-------- Material supplied

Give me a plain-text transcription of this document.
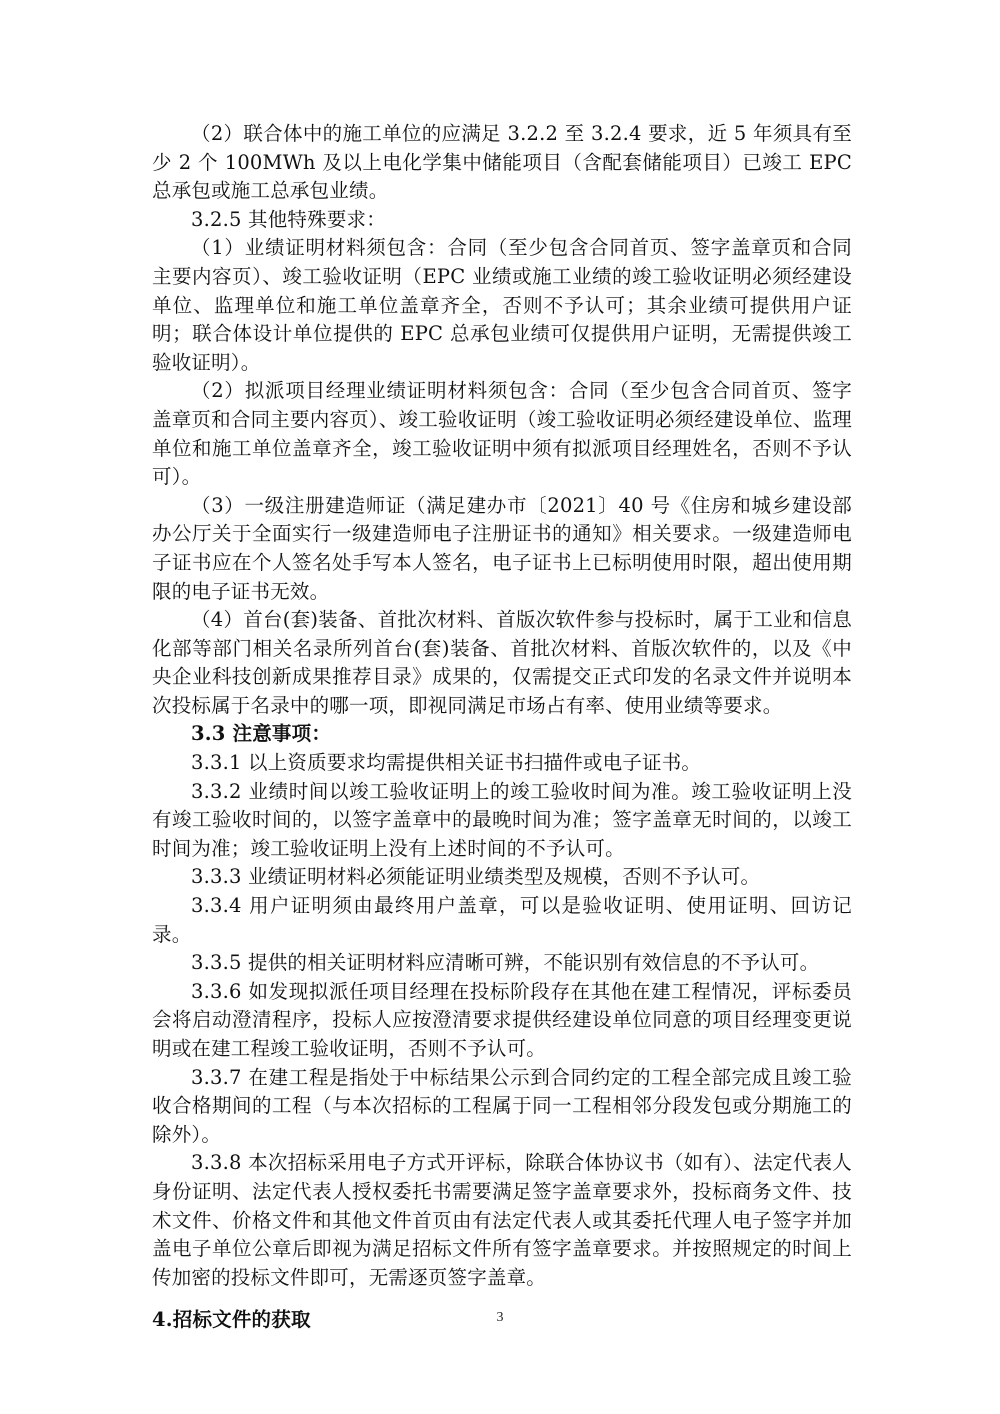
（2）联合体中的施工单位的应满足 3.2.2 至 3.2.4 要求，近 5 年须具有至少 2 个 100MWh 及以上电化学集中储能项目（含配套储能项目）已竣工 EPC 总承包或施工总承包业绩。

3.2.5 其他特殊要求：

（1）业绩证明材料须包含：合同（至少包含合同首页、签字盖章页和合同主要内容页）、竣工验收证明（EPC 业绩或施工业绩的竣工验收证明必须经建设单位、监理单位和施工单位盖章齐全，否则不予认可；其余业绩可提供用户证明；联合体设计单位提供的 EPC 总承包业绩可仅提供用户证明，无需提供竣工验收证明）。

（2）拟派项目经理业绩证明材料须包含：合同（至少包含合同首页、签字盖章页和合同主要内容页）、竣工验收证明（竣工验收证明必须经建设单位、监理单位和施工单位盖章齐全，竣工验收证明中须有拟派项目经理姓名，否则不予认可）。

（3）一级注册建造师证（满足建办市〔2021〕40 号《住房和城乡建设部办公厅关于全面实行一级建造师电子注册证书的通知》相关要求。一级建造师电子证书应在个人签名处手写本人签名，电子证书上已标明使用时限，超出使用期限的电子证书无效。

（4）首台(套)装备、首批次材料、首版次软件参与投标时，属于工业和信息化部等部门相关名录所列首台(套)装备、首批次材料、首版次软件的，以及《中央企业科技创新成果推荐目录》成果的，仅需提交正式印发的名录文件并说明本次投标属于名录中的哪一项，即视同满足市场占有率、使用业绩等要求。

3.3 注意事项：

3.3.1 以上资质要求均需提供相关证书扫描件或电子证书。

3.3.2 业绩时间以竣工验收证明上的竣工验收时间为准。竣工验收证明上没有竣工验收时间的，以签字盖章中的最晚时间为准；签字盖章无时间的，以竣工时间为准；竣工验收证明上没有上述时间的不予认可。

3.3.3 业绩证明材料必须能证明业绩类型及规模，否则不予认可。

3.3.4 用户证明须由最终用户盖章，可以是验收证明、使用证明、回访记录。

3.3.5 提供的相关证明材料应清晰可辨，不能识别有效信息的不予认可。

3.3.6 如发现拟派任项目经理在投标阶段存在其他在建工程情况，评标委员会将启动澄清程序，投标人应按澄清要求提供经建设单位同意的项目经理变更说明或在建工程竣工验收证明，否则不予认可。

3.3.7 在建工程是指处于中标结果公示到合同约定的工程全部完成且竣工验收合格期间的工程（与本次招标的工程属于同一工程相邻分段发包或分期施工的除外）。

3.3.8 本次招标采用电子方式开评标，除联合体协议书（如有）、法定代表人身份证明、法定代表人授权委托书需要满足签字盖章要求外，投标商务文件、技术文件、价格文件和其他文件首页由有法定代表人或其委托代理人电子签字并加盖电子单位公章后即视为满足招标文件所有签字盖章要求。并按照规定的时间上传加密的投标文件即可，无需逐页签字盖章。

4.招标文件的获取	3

----------------

**Task directions**. How many lines of these entries hold the string "签字盖章页和合同主要内容页"? Answer with the number alone.

**Problem solution**. 2